Provided records:
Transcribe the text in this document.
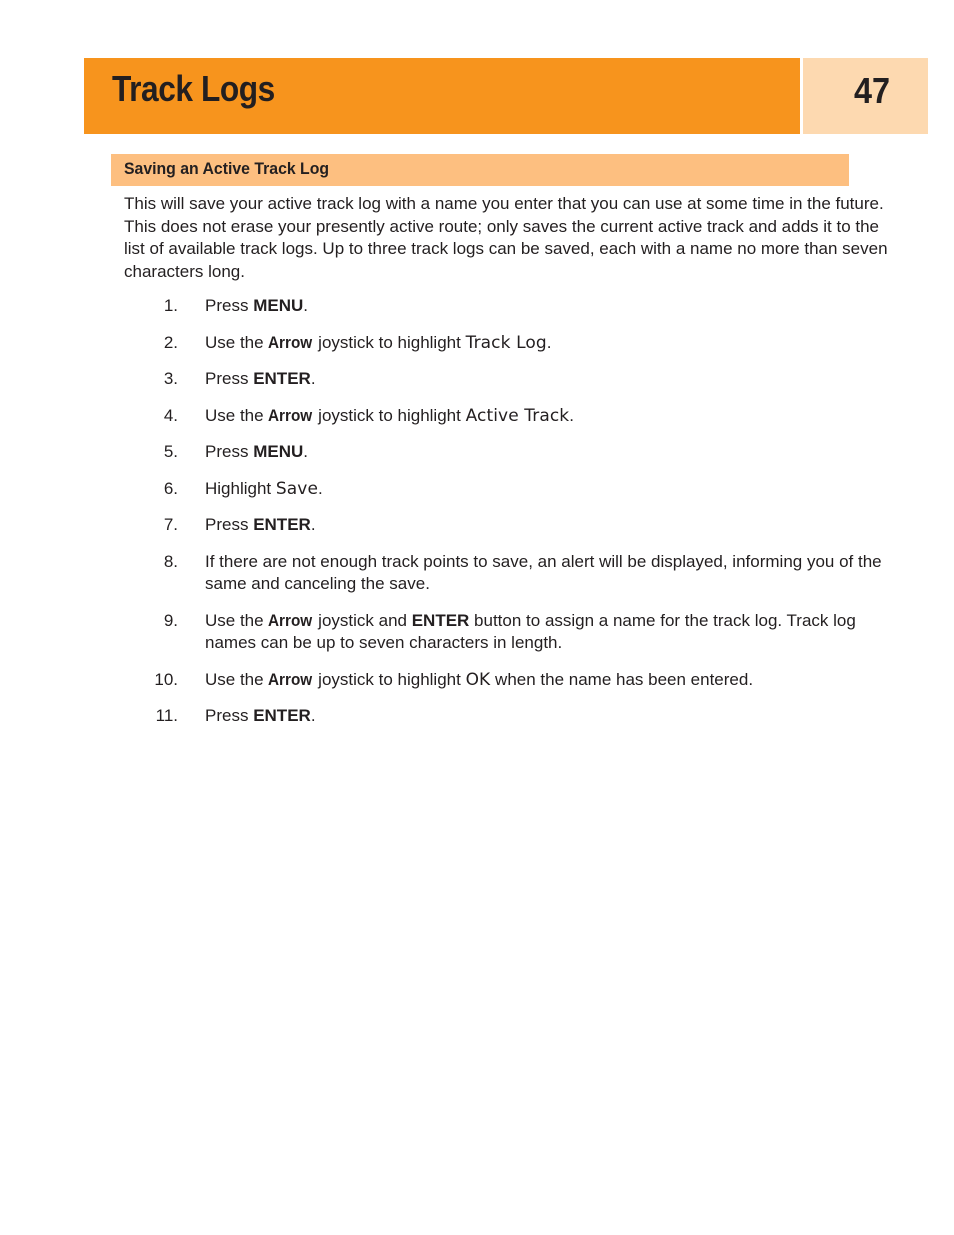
Track Logs	47
Saving an Active Track Log

This will save your active track log with a name you enter that you can use at some time in the future. This does not erase your presently active route; only saves the current active track and adds it to the list of available track logs. Up to three track logs can be saved, each with a name no more than seven characters long.

1. Press MENU.
2. Use the Arrow joystick to highlight Track Log.
3. Press ENTER.
4. Use the Arrow joystick to highlight Active Track.
5. Press MENU.
6. Highlight Save.
7. Press ENTER.
8. If there are not enough track points to save, an alert will be displayed, informing you of the same and canceling the save.
9. Use the Arrow joystick and ENTER button to assign a name for the track log. Track log names can be up to seven characters in length.
10. Use the Arrow joystick to highlight OK when the name has been entered.
11. Press ENTER.
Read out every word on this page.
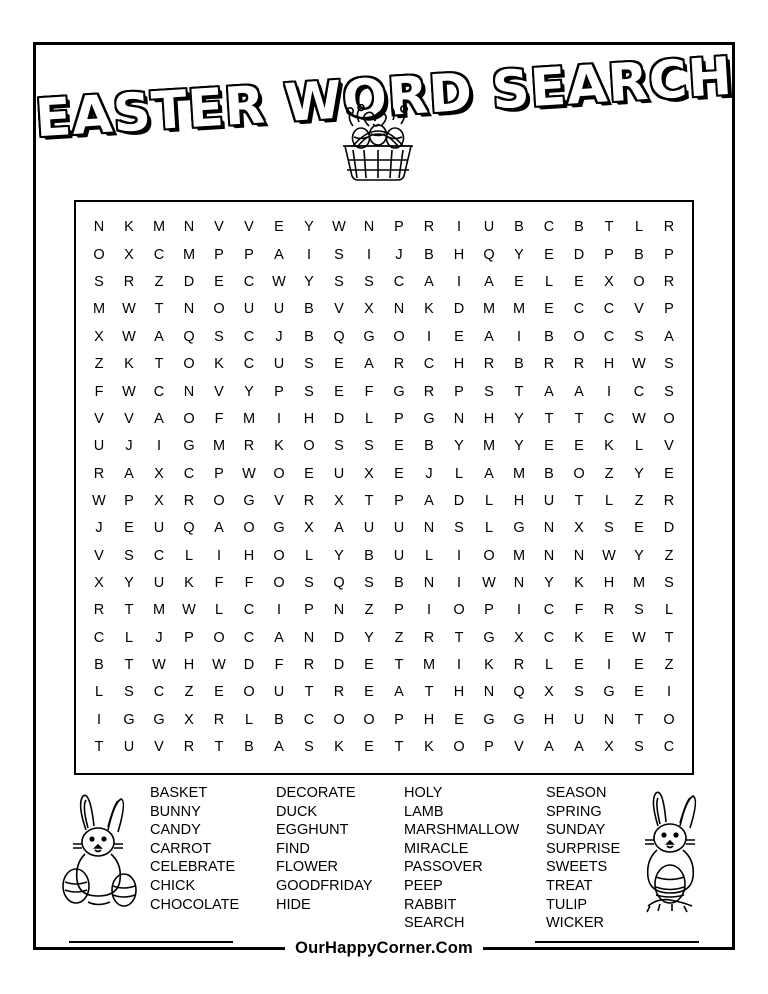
EASTER WORD SEARCH
N K M N V V E Y W N P R I U B C B T L R
O X C M P P A I S I J B H Q Y E D P B P
S R Z D E C W Y S S C A I A E L E X O R
M W T N O U U B V X N K D M M E C C V P
X W A Q S C J B Q G O I E A I B O C S A
Z K T O K C U S E A R C H R B R R H W S
F W C N V Y P S E F G R P S T A A I C S
V V A O F M I H D L P G N H Y T T C W O
U J I G M R K O S S E B Y M Y E E K L V
R A X C P W O E U X E J L A M B O Z Y E
W P X R O G V R X T P A D L H U T L Z R
J E U Q A O G X A U U N S L G N X S E D
V S C L I H O L Y B U L I O M N N W Y Z
X Y U K F F O S Q S B N I W N Y K H M S
R T M W L C I P N Z P I O P I C F R S L
C L J P O C A N D Y Z R T G X C K E W T
B T W H W D F R D E T M I K R L E I E Z
L S C Z E O U T R E A T H N Q X S G E I
I G G X R L B C O O P H E G G H U N T O
T U V R T B A S K E T K O P V A A X S C
BASKET
BUNNY
CANDY
CARROT
CELEBRATE
CHICK
CHOCOLATE
DECORATE
DUCK
EGGHUNT
FIND
FLOWER
GOODFRIDAY
HIDE
HOLY
LAMB
MARSHMALLOW
MIRACLE
PASSOVER
PEEP
RABBIT
SEARCH
SEASON
SPRING
SUNDAY
SURPRISE
SWEETS
TREAT
TULIP
WICKER
OurHappyCorner.Com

What is required: Transcribe the material exactly, and leave out whatever pictures it holds.

Written answer:
Transcribe the text in this document.
Track Logs	47
Saving an Active Track Log

This will save your active track log with a name you enter that you can use at some time in the future. This does not erase your presently active route; only saves the current active track and adds it to the list of available track logs. Up to three track logs can be saved, each with a name no more than seven characters long.

1. Press MENU.
2. Use the Arrow joystick to highlight Track Log.
3. Press ENTER.
4. Use the Arrow joystick to highlight Active Track.
5. Press MENU.
6. Highlight Save.
7. Press ENTER.
8. If there are not enough track points to save, an alert will be displayed, informing you of the same and canceling the save.
9. Use the Arrow joystick and ENTER button to assign a name for the track log. Track log names can be up to seven characters in length.
10. Use the Arrow joystick to highlight OK when the name has been entered.
11. Press ENTER.
Read out every word on this page.
EASTER WORD SEARCH
N K M N V V E Y W N P R I U B C B T L R
O X C M P P A I S I J B H Q Y E D P B P
S R Z D E C W Y S S C A I A E L E X O R
M W T N O U U B V X N K D M M E C C V P
X W A Q S C J B Q G O I E A I B O C S A
Z K T O K C U S E A R C H R B R R H W S
F W C N V Y P S E F G R P S T A A I C S
V V A O F M I H D L P G N H Y T T C W O
U J I G M R K O S S E B Y M Y E E K L V
R A X C P W O E U X E J L A M B O Z Y E
W P X R O G V R X T P A D L H U T L Z R
J E U Q A O G X A U U N S L G N X S E D
V S C L I H O L Y B U L I O M N N W Y Z
X Y U K F F O S Q S B N I W N Y K H M S
R T M W L C I P N Z P I O P I C F R S L
C L J P O C A N D Y Z R T G X C K E W T
B T W H W D F R D E T M I K R L E I E Z
L S C Z E O U T R E A T H N Q X S G E I
I G G X R L B C O O P H E G G H U N T O
T U V R T B A S K E T K O P V A A X S C
BASKET
BUNNY
CANDY
CARROT
CELEBRATE
CHICK
CHOCOLATE
DECORATE
DUCK
EGGHUNT
FIND
FLOWER
GOODFRIDAY
HIDE
HOLY
LAMB
MARSHMALLOW
MIRACLE
PASSOVER
PEEP
RABBIT
SEARCH
SEASON
SPRING
SUNDAY
SURPRISE
SWEETS
TREAT
TULIP
WICKER
OurHappyCorner.Com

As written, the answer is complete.